── READING PASSAGE ──

Spamming and Phishing Get Targeted
Spamming and phishing are becoming much more sophisticated. Spam emails use highly topical subject lines, often related to current news events. The content in the message looks and sounds much more legitimate and professional than it used to. Spam often closely mimics legitimate senders' messages—not just in style but by "spoofing" the sender information, making it look like it comes from a reputable sender.
The increasing personalization and sophistication of spam messages benefits the spammer in two ways:
- If it looks more like legitimate traffic, modern spam is more likely to slip past antispam software.
- Because of the targeted content, more people will actually open the message. More messages getting through filters and more messages opened means increased profits for the spammer.
The majority of spam is still classified as mass mailing spam, for example, billions of copies of messages for illegal pharmaceutical sites or the venerable get-rich-quick scams. The original mass mailers would send large volumes of the same message from a few source locations on the Internet. But these types of campaigns are relatively easy for spam filters to block through keyword analysis and blacklists of the mailing sources. Modern mass mailing spam still involves billions (yes, billions) of messages per attack, but they typically come from millions of different sources—coordinated by botnets—to obscure their origin. A modern mass mailer can also include tens of thousands of variations in the content, to defy keyword or signature filters.

───

**THINGS TO DO**
1 – From the spam and phishing passage, extract the part that opens with the words containing "The majority of" and closes with "or signature filters.".
2 – List the ways, according to the first paragraph of the spam and phishing passage, that modern spam emails are made to seem more sophisticated.
3 – Write what comes next in the spam and phishing passage, starting after its final sentence.

── DATASET ENTRIES ──

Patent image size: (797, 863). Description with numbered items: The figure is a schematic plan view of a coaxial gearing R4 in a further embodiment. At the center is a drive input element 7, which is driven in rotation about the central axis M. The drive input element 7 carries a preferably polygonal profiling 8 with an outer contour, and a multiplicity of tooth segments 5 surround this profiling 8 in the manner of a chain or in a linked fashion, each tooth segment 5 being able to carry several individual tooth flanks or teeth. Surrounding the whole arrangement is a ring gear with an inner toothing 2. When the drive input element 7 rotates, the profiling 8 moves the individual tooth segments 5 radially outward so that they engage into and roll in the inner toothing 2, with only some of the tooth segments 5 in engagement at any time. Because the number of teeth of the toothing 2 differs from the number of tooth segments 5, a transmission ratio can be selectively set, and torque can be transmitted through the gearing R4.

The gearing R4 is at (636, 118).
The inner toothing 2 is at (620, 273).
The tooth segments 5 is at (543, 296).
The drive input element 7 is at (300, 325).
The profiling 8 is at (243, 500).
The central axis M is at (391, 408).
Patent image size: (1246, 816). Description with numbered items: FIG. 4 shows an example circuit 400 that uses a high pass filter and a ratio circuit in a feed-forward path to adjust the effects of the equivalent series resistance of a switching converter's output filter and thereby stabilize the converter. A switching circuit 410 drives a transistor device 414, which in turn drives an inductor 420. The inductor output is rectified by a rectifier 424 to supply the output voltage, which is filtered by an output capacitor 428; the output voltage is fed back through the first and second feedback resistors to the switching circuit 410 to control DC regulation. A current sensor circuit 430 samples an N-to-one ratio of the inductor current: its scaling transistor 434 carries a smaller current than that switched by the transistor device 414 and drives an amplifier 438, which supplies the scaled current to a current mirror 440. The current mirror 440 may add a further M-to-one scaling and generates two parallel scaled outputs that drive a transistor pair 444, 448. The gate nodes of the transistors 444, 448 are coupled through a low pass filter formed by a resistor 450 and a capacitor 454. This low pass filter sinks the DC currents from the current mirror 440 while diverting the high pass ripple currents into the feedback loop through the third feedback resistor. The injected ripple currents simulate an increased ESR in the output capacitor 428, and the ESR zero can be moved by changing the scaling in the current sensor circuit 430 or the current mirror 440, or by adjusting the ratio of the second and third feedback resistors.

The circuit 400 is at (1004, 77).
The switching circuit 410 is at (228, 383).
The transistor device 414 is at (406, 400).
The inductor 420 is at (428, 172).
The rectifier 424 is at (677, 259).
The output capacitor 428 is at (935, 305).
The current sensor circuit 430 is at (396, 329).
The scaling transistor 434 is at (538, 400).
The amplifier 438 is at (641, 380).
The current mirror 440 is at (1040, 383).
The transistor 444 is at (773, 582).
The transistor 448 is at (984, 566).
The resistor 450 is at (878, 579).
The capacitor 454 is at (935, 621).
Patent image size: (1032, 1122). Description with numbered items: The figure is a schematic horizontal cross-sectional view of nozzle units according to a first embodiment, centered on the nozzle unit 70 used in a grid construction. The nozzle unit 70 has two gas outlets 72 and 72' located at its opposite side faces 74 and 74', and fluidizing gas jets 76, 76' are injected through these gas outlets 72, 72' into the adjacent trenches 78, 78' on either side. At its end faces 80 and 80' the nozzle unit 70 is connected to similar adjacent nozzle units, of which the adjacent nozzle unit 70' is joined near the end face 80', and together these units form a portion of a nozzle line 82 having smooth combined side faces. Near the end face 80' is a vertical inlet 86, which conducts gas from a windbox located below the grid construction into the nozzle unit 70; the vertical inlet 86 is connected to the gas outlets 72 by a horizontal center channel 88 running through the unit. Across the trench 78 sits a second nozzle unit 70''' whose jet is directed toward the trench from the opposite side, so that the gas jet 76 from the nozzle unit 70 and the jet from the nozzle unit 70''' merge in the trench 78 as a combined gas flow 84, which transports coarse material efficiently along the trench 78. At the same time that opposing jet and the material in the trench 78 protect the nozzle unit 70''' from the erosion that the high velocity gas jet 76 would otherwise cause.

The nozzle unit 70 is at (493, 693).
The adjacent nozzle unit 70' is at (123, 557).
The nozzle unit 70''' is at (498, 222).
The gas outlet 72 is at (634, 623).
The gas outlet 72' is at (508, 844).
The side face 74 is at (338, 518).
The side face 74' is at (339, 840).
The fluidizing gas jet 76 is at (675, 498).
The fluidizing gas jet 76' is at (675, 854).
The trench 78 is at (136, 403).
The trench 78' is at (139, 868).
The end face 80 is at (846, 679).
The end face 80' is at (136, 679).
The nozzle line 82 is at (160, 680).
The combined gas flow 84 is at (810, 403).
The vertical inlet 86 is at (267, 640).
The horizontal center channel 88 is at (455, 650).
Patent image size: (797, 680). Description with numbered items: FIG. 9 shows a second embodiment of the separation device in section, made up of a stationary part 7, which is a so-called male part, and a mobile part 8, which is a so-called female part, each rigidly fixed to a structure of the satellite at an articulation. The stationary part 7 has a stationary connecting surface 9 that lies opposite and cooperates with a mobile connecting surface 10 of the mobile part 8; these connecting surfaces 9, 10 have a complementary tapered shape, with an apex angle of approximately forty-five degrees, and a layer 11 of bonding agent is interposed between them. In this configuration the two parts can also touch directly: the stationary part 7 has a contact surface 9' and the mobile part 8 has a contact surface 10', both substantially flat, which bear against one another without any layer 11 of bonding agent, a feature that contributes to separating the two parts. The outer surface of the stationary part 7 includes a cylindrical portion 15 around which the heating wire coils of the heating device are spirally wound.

───

**ANSWERS GIVEN**
1 –
The majority of spam is still classified as mass mailing spam, for example, billions of copies of messages for illegal pharmaceutical sites or the venerable get-rich-quick scams. The original mass mailers would send large volumes of the same message from a few source locations on the Internet. But these types of campaigns are relatively easy for spam filters to block through keyword analysis and blacklists of the mailing sources. Modern mass mailing spam still involves billions (yes, billions) of messages per attack, but they typically come from millions of different sources—coordinated by botnets—to obscure their origin. A modern mass mailer can also include tens of thousands of variations in the content, to defy keyword or signature filters.

2 –
- Highly topical subject lines, often related to current news events
- Message content that looks and sounds more legitimate and professional
- Closely mimicking the style of legitimate senders' messages
- Spoofing the sender information so the message appears to come from a reputable sender

3 –
In addition to the increasingly sophisticated camouflage techniques of the high-volume spammers, more and more spam campaigns are aimed at specific groups, such as sports fans, or at people in certain geographic regions. These campaigns are even harder to detect due to the low volume associated with a targeted attack. Figure 8-2 shows the increasing trend of targeted attacks over time.
Figure 8-2 Targeted Attacks as a Percentage of Overall Spam
For phishing spam that's aimed at obtaining personal or financial information, targeted phishing—also known as spear-phishing—has become the norm. Figure 8-3 shows how spear-phishing has become more frequent, and more lucrative, than traditional spam campaigns.
Figure 8-3 Spear-Phishing Attacks Versus Traditional Spam
Some recent spear-phishing campaigns involved personalized messages sent to customers of specific banks or frequent flyer programs to prompt them to log in or input their account information on a phishing website. Other campaigns are based on personalized emails sent to company executives, claiming they were subpoenaed or needed to give information to tax authorities. Figure 8-4 shows a sample targeted phishing email.
Figure 8-4 Example of a Targeted Phishing Email
Criminals aren't solely depending on email and websites to practice their craft. Text messaging to mobile phones, combined with fake call-center setups, are another way they gather information. For instance, they send an SMS (Short Message Service, or text message) that claims to be from a regional bank to mobile phone numbers in a certain area code. The SMS asks recipients to call a number to confirm their account information, but of course, the number isn't actually that of the bank. It's staffed by criminals.